WordPress 6.8, due out next Tuesday, will be the only major release of WordPress in 2025. The decision—made by project leadership after a recent meeting with core committers—has been framed as a response to declining corporate contributions. But many core contributors and community members question that rationale, pointing instead to broader concerns about project leadership and direction.
The change follows a March 27 Zoom call where nearly 30 core committers, project leaders, and core team members met to discuss the major release cadence and whether it needed to change from three yearly releases to just one. According to meeting notes published Friday on WordPress.org, those on the call discussed flat ticket activity in both the Gutenberg and Core code repositories over the past six months, and a sharp decline in the number of new features developed within Gutenberg since January.
While the notes—compiled by core committers Aaron Jorbin and Jonathan Desrosiers and published by Executive Director Mary Hubbard—say the meeting was prompted by companies cutting back on the number of hours they contribute to WordPress, Five for the Future pledges complicate that narrative.
Automattic, Mullenweg’s company and historically the project’s largest contributor, has reduced its pledged hours from nearly 4,000 per week last September to just 16 as of today. The drop in Automattic’s involvement began in January—the same time the decline in new Gutenberg features began, as highlighted in the meeting notes.
Newfold Digital also cut its collective pledge last month—from 329 hours across its three brands (Bluehost, Yoast, and YITH) to just 20 hours per week. It’s not clear why Newfold reduced its hours; the company hasn’t commented publicly on the change.

• [SUPPLIED INFORMATION]:
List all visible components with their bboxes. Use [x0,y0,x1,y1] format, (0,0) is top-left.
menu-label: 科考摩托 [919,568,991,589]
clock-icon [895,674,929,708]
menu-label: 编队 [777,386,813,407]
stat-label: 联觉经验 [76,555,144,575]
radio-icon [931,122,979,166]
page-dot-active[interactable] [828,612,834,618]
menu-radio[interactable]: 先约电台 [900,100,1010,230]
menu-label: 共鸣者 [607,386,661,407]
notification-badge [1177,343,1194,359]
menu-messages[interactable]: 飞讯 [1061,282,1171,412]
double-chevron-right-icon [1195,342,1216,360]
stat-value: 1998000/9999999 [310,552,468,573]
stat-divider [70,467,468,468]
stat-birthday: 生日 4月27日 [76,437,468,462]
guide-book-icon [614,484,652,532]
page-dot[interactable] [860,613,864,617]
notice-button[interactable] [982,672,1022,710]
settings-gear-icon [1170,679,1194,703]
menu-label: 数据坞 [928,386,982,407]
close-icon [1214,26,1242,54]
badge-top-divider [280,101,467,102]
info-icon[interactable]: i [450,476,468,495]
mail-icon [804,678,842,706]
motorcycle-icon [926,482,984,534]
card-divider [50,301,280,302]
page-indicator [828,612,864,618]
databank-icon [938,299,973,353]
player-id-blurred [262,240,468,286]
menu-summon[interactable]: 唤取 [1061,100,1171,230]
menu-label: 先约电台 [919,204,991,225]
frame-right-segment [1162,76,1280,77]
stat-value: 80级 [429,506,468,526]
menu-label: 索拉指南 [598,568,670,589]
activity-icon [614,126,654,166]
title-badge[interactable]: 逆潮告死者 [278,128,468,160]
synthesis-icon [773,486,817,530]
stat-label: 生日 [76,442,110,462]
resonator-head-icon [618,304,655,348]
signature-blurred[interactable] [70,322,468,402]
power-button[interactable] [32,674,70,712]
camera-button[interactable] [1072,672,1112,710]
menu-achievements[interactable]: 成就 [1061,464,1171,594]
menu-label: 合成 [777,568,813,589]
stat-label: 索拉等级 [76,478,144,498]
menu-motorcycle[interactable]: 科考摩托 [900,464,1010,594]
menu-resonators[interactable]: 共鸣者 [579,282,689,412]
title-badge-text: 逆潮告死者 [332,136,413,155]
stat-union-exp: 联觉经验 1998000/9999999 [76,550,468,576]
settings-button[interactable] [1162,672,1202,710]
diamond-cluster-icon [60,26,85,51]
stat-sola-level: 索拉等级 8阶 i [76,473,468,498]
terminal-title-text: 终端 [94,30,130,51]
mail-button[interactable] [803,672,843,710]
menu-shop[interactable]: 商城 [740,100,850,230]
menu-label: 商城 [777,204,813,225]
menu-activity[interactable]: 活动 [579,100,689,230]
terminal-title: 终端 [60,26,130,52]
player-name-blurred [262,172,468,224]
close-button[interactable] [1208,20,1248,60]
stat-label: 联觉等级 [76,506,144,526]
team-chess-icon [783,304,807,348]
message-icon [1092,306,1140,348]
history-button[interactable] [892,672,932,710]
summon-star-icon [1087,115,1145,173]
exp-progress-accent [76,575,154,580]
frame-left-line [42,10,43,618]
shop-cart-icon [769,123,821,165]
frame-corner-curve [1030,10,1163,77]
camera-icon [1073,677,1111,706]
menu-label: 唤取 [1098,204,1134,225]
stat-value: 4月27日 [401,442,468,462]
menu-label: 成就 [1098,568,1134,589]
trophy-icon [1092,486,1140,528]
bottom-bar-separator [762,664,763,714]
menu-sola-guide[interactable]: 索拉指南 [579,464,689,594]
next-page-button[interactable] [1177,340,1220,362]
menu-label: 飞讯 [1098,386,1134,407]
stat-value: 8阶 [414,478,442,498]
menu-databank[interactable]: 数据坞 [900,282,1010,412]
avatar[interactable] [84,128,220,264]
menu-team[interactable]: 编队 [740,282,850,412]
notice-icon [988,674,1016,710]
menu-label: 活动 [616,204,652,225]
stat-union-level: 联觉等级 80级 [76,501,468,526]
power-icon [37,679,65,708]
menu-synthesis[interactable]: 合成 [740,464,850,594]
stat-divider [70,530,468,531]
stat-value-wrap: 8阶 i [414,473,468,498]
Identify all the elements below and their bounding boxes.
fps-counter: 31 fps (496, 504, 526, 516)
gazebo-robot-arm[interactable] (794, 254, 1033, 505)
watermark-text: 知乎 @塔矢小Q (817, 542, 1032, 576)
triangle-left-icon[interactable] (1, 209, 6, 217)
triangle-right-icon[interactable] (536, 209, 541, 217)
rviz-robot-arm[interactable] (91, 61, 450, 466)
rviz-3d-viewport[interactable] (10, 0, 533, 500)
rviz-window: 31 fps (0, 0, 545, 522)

• [WORK TO COMPLETE]:
a. Summarize the article on WordPress's single 2025 release in two sentences.
b. Carry on the article about WordPress's single 2025 release from its last sentence.
The material comes from a separate source unrelated to the text.

• [TASK-BY-TASK ANSWERS]:
a. WordPress 6.8 will be the project's only major release in 2025, a change that followed a March 27 call about release cadence and was framed as a response to declining corporate contributions, though many contributors point instead to concerns about leadership and direction. Five for the Future pledges complicate that framing: Automattic has cut its weekly hours from nearly 4,000 to 16, and Newfold Digital has cut its pledge from 329 hours to 20.

b.
Conversely, rtCamp has significantly increased its Five for the Future pledge from 56 hours per week last October to 450, as of today.
Some people left the March 27 meeting frustrated, telling The Repository that it seemed as though Mullenweg had already made up his mind to slow the release cadence ahead of the discussion. One attendee said, “It’s disappointing and not what I hoped for from that meeting.” Others described feeling worn down—but emphasized their continued dedication to the WordPress project and the values of open source collaboration that underpin it.
Few, if any, in the community appear to agree with project leadership’s framing that there is less corporate support available. Several companies The Repository has contacted in recent weeks emphasized their ongoing support for the project and intentions to increase their Five for the Future pledges. However, one business owner, whose organization increased its pledge last October only to cut it back again recently, said it was because there didn’t seem to be much contribution work available.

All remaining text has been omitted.